--- BEGIN INPUT MATERIAL ---

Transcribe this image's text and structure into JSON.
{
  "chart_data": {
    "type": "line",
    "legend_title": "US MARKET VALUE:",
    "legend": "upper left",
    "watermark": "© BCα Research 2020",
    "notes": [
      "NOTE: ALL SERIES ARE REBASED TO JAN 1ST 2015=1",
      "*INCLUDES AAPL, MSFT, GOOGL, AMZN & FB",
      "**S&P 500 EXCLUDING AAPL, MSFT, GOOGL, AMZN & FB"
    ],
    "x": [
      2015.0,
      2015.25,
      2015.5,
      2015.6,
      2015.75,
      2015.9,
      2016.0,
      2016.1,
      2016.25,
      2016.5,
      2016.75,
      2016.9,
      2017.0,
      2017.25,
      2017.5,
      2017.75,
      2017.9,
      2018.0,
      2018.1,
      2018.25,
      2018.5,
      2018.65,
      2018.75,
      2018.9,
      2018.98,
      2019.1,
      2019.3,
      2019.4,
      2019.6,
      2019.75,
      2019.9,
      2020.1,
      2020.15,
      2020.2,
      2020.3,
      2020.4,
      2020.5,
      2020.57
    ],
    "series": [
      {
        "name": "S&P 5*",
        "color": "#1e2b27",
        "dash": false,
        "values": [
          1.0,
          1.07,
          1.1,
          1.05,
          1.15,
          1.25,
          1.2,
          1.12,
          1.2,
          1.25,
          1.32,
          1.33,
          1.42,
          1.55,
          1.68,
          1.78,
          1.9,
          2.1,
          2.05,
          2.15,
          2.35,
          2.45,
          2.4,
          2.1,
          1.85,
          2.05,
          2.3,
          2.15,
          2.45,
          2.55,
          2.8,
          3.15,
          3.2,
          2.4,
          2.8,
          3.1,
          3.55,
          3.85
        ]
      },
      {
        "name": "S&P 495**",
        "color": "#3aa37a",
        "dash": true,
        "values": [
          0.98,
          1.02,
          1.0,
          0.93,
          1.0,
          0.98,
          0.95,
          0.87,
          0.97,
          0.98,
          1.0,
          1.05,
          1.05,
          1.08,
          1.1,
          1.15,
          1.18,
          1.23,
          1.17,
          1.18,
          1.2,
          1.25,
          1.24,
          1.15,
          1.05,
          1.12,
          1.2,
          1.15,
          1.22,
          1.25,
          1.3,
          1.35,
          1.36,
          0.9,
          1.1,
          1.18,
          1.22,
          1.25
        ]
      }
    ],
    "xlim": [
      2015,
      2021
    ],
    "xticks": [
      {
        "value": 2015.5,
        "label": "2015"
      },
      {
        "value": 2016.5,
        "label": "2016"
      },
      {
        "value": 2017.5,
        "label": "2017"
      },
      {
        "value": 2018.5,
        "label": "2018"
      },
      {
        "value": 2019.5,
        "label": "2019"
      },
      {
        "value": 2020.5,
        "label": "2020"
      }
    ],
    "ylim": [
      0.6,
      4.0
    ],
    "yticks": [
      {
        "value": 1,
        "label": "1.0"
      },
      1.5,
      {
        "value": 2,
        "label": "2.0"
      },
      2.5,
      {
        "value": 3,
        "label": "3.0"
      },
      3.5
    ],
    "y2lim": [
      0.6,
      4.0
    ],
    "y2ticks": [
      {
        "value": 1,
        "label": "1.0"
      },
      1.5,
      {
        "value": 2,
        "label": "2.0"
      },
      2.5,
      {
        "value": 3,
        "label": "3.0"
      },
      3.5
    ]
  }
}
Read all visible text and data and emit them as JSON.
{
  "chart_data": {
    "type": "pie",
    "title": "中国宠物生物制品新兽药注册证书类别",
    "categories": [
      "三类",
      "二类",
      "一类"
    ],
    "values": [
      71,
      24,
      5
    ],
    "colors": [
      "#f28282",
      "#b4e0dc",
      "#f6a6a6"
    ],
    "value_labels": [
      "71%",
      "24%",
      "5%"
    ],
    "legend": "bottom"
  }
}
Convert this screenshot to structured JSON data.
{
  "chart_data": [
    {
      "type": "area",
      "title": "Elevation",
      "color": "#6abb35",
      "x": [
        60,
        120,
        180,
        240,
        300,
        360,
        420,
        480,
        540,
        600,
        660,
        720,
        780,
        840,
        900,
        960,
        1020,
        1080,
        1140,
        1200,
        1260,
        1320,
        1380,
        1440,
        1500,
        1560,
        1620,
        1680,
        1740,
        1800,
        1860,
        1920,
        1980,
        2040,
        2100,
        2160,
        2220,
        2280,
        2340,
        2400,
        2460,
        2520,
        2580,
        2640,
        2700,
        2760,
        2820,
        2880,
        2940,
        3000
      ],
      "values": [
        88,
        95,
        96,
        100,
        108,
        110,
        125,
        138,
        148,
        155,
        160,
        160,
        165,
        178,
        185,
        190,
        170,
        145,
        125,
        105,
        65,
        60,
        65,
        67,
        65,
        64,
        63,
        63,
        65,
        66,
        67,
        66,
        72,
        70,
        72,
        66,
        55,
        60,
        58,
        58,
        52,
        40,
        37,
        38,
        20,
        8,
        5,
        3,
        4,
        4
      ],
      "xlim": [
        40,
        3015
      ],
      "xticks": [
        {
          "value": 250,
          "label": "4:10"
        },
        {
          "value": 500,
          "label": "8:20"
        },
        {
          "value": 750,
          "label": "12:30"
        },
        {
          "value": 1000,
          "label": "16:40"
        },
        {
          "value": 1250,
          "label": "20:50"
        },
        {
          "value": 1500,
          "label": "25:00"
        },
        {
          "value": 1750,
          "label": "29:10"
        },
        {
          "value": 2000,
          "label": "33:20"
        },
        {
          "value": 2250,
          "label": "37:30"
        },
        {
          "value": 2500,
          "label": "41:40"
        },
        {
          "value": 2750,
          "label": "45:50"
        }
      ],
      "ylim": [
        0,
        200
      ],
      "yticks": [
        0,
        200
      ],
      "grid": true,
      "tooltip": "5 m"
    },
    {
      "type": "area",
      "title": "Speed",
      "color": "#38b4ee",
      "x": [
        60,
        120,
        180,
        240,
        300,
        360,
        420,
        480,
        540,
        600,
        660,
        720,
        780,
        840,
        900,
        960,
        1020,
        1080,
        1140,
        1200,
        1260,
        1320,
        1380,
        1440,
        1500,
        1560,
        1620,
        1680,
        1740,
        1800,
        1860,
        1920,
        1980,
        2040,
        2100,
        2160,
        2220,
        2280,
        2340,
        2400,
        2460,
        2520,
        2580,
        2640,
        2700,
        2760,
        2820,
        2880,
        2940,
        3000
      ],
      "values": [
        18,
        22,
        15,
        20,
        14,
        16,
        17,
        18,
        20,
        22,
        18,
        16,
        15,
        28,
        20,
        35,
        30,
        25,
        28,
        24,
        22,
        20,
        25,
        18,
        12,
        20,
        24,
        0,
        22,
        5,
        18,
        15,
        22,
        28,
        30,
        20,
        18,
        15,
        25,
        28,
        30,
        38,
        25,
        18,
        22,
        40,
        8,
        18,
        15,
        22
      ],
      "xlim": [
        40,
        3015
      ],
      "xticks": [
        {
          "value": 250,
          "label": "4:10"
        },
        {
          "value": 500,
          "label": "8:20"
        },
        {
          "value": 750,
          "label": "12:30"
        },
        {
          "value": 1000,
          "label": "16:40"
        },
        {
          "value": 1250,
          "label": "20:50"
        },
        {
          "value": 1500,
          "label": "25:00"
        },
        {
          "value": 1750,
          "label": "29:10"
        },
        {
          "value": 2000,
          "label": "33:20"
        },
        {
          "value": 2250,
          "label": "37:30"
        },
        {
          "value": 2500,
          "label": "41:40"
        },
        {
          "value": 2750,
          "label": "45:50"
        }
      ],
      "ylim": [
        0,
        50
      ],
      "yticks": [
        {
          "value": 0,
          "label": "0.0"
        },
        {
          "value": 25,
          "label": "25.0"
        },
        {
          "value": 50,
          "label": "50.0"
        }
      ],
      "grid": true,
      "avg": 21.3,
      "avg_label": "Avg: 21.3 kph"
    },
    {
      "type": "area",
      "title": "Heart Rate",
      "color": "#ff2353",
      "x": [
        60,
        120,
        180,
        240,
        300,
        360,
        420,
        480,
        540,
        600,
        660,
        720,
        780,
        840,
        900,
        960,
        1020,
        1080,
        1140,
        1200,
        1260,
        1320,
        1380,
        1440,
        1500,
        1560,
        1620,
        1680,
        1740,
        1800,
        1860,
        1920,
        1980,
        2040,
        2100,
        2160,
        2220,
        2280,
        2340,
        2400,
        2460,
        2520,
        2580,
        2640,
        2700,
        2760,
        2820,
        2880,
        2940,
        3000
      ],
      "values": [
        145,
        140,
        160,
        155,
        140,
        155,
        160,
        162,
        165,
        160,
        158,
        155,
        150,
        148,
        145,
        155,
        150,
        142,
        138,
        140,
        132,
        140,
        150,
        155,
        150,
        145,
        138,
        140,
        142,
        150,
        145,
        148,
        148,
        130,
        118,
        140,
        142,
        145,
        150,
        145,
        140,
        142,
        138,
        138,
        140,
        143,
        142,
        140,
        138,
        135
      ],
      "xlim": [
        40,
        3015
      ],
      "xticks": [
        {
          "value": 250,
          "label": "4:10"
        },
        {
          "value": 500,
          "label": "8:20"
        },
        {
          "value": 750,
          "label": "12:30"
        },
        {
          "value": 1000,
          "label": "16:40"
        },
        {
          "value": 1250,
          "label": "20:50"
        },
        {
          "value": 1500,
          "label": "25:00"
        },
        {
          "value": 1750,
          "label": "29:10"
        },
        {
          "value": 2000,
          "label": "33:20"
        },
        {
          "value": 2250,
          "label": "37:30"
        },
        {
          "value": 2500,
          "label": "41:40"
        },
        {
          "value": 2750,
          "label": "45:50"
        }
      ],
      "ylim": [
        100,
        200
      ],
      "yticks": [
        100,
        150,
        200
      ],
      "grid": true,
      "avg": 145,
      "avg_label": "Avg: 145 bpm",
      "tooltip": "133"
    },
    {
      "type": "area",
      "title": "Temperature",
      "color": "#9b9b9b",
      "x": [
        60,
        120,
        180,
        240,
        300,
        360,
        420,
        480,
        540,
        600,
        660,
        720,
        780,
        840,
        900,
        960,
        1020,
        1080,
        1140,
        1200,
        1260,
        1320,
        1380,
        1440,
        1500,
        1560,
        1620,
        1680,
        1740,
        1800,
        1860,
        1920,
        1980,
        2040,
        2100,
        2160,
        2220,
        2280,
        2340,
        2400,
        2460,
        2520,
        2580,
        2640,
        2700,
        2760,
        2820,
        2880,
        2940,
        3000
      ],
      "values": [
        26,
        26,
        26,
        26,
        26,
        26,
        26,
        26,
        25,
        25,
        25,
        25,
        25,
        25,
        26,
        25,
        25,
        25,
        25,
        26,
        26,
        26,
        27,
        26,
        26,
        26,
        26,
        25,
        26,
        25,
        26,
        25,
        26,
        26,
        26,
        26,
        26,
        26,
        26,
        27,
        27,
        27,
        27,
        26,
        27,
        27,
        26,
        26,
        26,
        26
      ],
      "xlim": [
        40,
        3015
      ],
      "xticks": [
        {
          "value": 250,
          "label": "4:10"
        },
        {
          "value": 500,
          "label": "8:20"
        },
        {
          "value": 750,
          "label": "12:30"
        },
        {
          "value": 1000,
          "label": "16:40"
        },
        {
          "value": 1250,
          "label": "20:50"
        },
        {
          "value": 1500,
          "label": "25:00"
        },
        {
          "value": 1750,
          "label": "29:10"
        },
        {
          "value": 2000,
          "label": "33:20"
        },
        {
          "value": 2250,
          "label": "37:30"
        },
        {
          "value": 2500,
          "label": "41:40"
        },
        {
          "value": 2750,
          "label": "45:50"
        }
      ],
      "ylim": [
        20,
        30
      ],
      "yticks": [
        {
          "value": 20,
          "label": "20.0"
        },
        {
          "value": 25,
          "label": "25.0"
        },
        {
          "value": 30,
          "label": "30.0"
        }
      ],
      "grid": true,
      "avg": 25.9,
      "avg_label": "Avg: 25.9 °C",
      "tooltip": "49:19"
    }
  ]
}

--- END INPUT MATERIAL ---

## WHAT IS REQUIRED
List the lines of the entries that include "text".

## WRITTEN ANSWER
Transcribe this image's text and structure into JSON.
Read all visible text and data and emit them as JSON.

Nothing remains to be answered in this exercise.